▶ Problem to solve:
Write out the whole listing again, exactly.
[Start of Given data]
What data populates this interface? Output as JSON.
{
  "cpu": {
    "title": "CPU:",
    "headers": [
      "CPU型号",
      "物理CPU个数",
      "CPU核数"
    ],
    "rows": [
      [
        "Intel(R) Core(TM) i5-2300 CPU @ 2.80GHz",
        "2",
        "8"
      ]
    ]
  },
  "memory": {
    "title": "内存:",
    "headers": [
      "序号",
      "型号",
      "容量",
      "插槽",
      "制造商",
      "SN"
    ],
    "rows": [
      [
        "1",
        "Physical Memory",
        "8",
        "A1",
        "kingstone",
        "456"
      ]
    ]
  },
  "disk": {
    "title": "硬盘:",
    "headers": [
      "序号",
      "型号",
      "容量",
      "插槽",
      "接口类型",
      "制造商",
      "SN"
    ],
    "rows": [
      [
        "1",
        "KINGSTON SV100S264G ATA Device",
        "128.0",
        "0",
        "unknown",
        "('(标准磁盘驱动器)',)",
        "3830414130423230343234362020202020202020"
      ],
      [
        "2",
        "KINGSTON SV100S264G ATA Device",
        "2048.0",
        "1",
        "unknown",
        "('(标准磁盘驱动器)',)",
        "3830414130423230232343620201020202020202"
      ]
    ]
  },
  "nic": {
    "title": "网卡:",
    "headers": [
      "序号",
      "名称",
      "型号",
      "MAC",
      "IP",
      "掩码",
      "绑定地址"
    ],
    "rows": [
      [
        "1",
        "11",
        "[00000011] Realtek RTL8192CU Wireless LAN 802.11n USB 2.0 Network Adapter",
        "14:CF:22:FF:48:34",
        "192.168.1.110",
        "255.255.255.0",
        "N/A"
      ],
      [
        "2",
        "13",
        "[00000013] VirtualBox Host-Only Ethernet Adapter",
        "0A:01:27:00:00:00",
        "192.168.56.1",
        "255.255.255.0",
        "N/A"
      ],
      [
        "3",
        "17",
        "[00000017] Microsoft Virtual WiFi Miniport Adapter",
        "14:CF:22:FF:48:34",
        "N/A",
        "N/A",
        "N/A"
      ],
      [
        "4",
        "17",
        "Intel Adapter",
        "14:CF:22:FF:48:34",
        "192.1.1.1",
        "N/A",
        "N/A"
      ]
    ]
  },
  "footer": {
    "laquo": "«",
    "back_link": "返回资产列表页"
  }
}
[End of Given data]
▶ Result of the task:
What data populates this interface? Output as JSON.
{
  "cpu": {
    "title": "CPU:",
    "headers": [
      "CPU型号",
      "物理CPU个数",
      "CPU核数"
    ],
    "rows": [
      [
        "Intel(R) Core(TM) i5-2300 CPU @ 2.80GHz",
        "2",
        "8"
      ]
    ]
  },
  "memory": {
    "title": "内存:",
    "headers": [
      "序号",
      "型号",
      "容量",
      "插槽",
      "制造商",
      "SN"
    ],
    "rows": [
      [
        "1",
        "Physical Memory",
        "8",
        "A1",
        "kingstone",
        "456"
      ]
    ]
  },
  "disk": {
    "title": "硬盘:",
    "headers": [
      "序号",
      "型号",
      "容量",
      "插槽",
      "接口类型",
      "制造商",
      "SN"
    ],
    "rows": [
      [
        "1",
        "KINGSTON SV100S264G ATA Device",
        "128.0",
        "0",
        "unknown",
        "('(标准磁盘驱动器)',)",
        "3830414130423230343234362020202020202020"
      ],
      [
        "2",
        "KINGSTON SV100S264G ATA Device",
        "2048.0",
        "1",
        "unknown",
        "('(标准磁盘驱动器)',)",
        "3830414130423230232343620201020202020202"
      ]
    ]
  },
  "nic": {
    "title": "网卡:",
    "headers": [
      "序号",
      "名称",
      "型号",
      "MAC",
      "IP",
      "掩码",
      "绑定地址"
    ],
    "rows": [
      [
        "1",
        "11",
        "[00000011] Realtek RTL8192CU Wireless LAN 802.11n USB 2.0 Network Adapter",
        "14:CF:22:FF:48:34",
        "192.168.1.110",
        "255.255.255.0",
        "N/A"
      ],
      [
        "2",
        "13",
        "[00000013] VirtualBox Host-Only Ethernet Adapter",
        "0A:01:27:00:00:00",
        "192.168.56.1",
        "255.255.255.0",
        "N/A"
      ],
      [
        "3",
        "17",
        "[00000017] Microsoft Virtual WiFi Miniport Adapter",
        "14:CF:22:FF:48:34",
        "N/A",
        "N/A",
        "N/A"
      ],
      [
        "4",
        "17",
        "Intel Adapter",
        "14:CF:22:FF:48:34",
        "192.1.1.1",
        "N/A",
        "N/A"
      ]
    ]
  },
  "footer": {
    "laquo": "«",
    "back_link": "返回资产列表页"
  }
}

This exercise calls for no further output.